→ Source records:
-- Begin --
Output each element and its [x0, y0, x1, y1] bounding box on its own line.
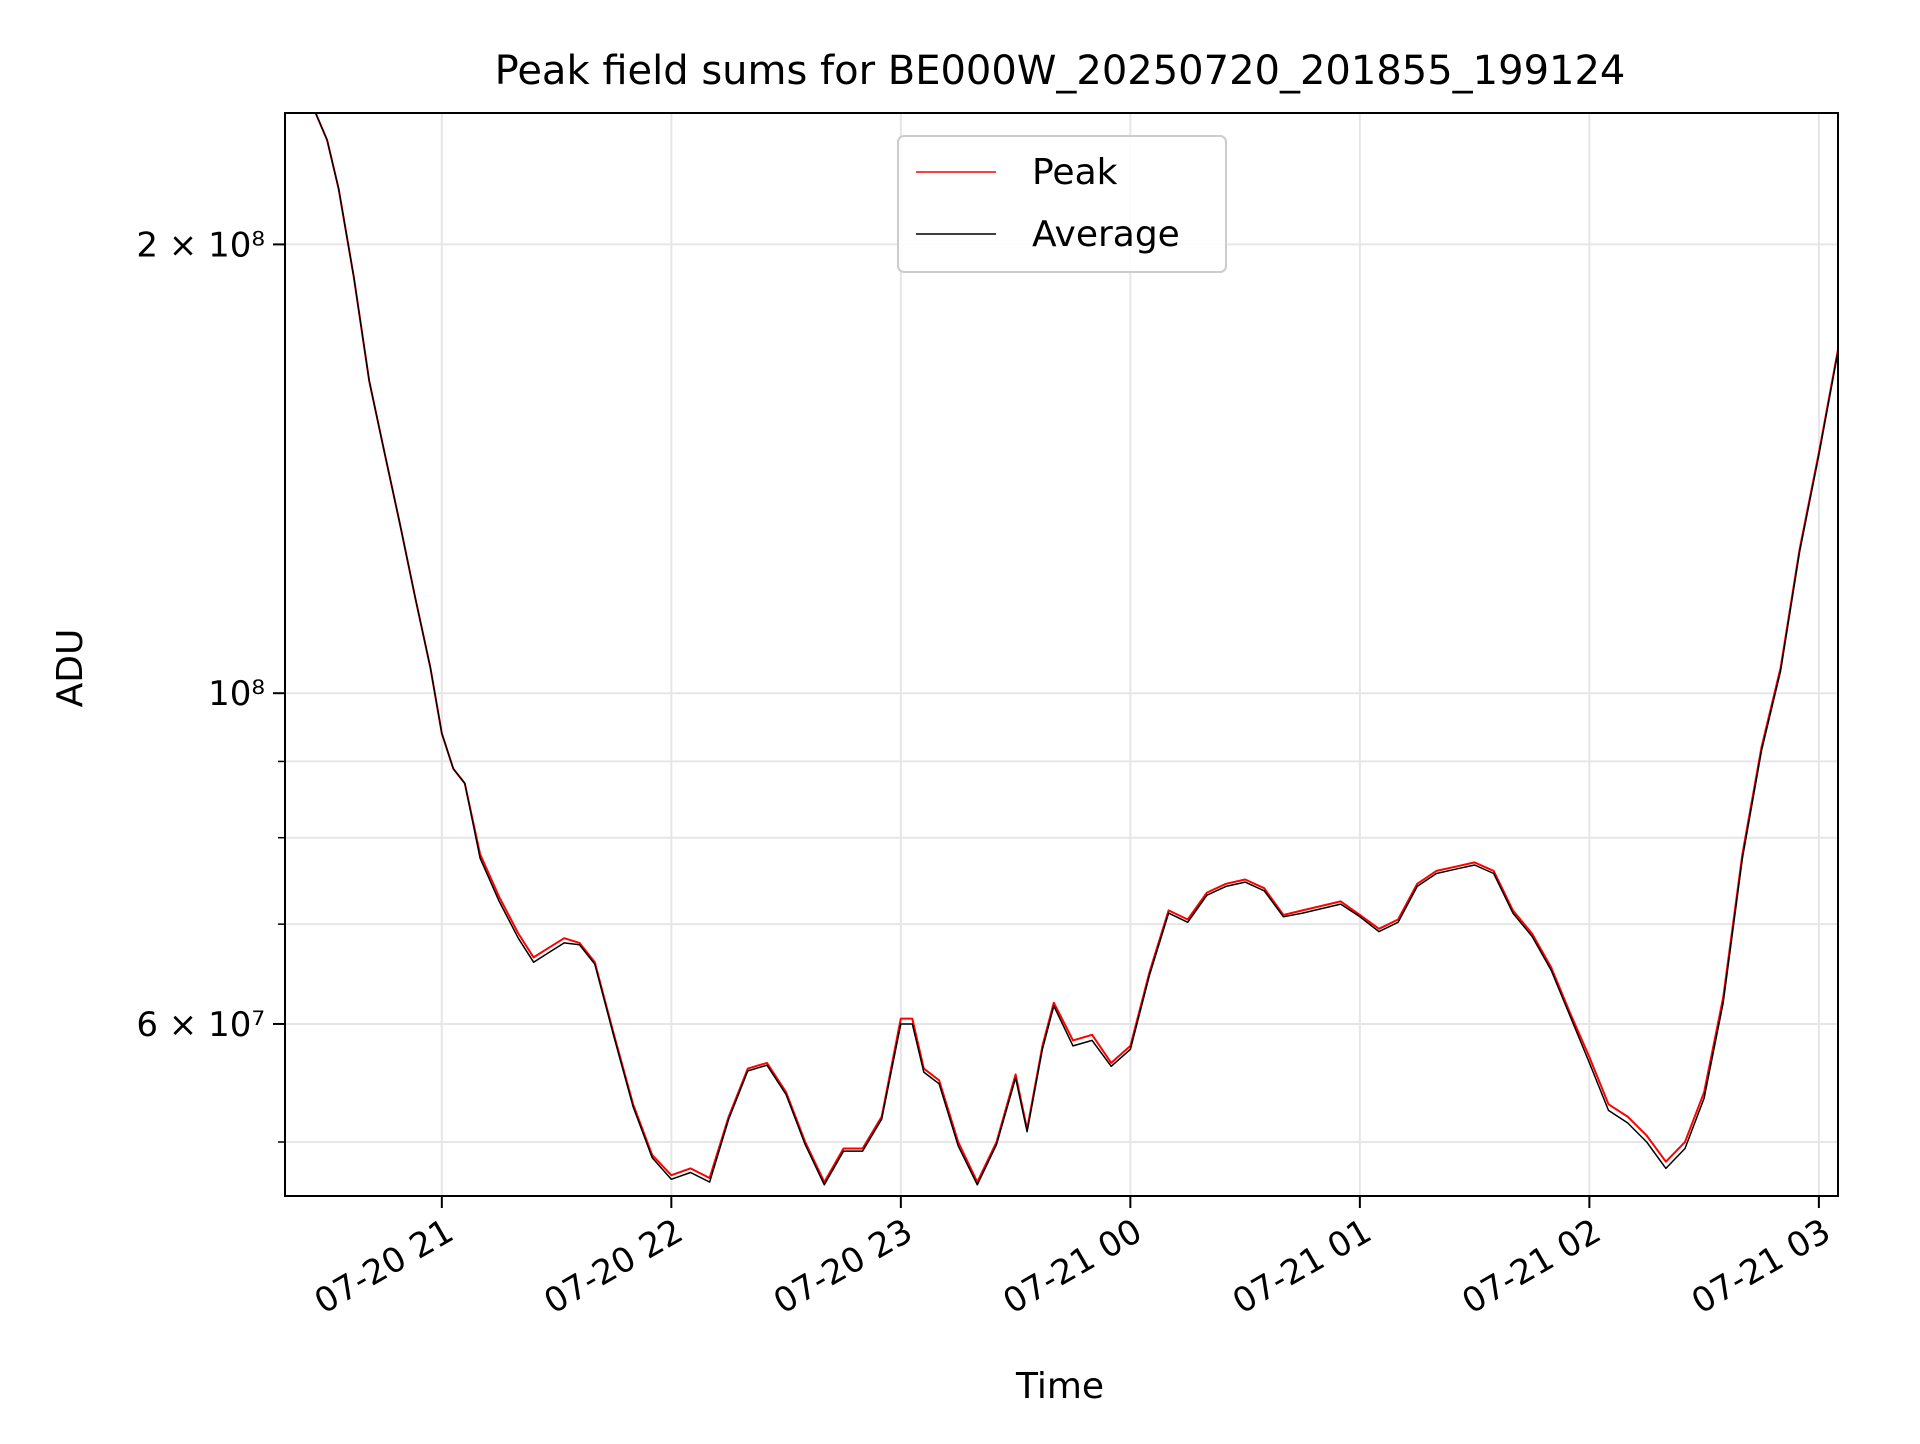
-- End --
-- Begin --
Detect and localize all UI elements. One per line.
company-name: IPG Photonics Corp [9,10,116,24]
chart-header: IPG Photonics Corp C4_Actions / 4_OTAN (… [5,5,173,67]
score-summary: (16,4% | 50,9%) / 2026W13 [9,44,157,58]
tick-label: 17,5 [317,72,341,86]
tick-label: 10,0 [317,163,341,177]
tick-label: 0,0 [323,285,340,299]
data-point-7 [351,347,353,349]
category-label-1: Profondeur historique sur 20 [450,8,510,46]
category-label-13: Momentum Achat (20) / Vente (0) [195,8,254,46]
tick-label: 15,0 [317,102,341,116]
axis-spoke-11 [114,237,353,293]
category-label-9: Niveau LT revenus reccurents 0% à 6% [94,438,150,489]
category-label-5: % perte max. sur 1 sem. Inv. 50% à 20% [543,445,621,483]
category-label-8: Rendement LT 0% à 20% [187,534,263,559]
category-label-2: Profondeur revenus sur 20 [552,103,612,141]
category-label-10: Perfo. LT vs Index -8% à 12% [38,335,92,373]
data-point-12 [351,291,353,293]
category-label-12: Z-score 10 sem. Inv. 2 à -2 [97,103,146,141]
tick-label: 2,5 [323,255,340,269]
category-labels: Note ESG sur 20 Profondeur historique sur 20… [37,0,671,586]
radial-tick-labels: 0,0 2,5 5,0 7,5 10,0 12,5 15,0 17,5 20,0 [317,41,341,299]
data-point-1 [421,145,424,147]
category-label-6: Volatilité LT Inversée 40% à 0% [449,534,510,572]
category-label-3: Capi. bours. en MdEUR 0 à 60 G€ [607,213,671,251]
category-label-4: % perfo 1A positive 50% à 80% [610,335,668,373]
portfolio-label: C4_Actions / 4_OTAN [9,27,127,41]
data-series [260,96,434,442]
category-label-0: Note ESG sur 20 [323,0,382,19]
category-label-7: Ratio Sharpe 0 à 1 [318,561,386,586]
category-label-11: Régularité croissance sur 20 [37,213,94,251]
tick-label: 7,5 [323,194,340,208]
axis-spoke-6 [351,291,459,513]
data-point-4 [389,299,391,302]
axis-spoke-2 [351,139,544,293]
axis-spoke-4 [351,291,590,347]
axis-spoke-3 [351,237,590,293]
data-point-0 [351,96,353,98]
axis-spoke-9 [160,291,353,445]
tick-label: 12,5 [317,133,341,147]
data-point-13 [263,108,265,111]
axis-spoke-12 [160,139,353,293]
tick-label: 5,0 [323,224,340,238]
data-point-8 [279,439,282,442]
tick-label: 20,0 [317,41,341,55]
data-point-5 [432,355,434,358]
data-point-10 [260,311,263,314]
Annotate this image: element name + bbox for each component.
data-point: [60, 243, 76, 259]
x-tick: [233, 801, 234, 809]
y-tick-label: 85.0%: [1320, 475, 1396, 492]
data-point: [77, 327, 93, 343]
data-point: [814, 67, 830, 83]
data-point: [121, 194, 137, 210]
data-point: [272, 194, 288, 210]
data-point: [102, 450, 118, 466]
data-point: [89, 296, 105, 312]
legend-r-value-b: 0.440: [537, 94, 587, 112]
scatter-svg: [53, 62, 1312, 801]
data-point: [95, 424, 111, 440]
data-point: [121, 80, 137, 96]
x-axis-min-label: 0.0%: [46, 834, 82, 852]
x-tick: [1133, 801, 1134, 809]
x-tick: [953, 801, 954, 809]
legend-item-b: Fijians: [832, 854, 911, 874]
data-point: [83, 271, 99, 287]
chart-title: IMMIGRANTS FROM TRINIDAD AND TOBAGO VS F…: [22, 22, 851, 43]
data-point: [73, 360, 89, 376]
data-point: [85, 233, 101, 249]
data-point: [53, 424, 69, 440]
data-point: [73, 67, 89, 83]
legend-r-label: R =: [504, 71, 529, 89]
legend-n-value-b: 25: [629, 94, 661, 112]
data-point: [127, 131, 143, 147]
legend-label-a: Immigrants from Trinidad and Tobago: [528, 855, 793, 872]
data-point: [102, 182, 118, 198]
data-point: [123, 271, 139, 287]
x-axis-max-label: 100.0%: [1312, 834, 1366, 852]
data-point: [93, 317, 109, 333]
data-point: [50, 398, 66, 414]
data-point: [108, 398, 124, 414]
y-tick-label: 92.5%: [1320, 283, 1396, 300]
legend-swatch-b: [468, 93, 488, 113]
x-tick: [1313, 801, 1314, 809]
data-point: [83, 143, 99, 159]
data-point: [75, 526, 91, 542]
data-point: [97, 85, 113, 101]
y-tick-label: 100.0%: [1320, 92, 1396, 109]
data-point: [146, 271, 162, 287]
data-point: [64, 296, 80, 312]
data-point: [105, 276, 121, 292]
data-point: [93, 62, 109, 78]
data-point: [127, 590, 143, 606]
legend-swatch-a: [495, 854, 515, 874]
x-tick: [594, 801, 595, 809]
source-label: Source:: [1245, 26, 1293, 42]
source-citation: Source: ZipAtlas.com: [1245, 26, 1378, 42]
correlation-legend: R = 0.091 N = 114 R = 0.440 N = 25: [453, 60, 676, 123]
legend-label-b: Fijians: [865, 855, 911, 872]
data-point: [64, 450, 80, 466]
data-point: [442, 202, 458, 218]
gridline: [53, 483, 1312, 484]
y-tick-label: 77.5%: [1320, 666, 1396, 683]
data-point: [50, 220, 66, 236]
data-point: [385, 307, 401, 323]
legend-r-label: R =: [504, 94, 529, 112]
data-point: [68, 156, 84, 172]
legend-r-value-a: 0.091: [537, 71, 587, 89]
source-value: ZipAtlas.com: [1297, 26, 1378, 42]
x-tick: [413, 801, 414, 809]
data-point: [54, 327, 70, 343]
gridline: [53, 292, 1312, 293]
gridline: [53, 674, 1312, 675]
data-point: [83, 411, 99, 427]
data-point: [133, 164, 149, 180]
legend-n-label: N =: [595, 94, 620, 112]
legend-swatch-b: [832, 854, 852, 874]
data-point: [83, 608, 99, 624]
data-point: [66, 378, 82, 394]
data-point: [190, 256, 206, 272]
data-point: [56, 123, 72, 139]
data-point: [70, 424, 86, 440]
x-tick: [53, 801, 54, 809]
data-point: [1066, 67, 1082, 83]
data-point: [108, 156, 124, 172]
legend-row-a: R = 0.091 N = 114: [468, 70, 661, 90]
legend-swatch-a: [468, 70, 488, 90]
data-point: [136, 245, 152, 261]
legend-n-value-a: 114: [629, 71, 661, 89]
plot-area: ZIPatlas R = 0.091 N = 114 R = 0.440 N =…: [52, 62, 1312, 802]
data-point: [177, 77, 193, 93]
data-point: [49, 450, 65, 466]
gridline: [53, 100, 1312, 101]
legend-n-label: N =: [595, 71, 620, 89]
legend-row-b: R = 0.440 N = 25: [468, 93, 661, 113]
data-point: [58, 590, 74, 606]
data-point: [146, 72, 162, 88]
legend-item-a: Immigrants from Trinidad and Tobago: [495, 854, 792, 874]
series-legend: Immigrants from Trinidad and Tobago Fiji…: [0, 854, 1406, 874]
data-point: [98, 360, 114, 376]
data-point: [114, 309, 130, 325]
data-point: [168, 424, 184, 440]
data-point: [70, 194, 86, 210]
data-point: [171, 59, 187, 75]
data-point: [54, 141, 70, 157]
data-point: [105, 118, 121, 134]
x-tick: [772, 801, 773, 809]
-- End --
Please revise the lines from the one holding "Annotate this image: element" through the one holding "data-point: [127, 131, 143, 147]", inclusive, replacing "x-tick" with "x-axis-tick" and leaving everything else unchanged. Return only those lines.

→ Response below:
Annotate this image: element name + bbox for each component.
data-point: [60, 243, 76, 259]
x-axis-tick: [233, 801, 234, 809]
y-tick-label: 85.0%: [1320, 475, 1396, 492]
data-point: [77, 327, 93, 343]
data-point: [814, 67, 830, 83]
data-point: [121, 194, 137, 210]
data-point: [272, 194, 288, 210]
data-point: [102, 450, 118, 466]
data-point: [89, 296, 105, 312]
legend-r-value-b: 0.440: [537, 94, 587, 112]
scatter-svg: [53, 62, 1312, 801]
data-point: [95, 424, 111, 440]
data-point: [121, 80, 137, 96]
x-axis-min-label: 0.0%: [46, 834, 82, 852]
x-axis-tick: [1133, 801, 1134, 809]
x-axis-tick: [953, 801, 954, 809]
legend-item-b: Fijians: [832, 854, 911, 874]
data-point: [83, 271, 99, 287]
chart-title: IMMIGRANTS FROM TRINIDAD AND TOBAGO VS F…: [22, 22, 851, 43]
data-point: [73, 360, 89, 376]
data-point: [85, 233, 101, 249]
data-point: [53, 424, 69, 440]
data-point: [73, 67, 89, 83]
legend-r-label: R =: [504, 71, 529, 89]
legend-n-value-b: 25: [629, 94, 661, 112]
data-point: [127, 131, 143, 147]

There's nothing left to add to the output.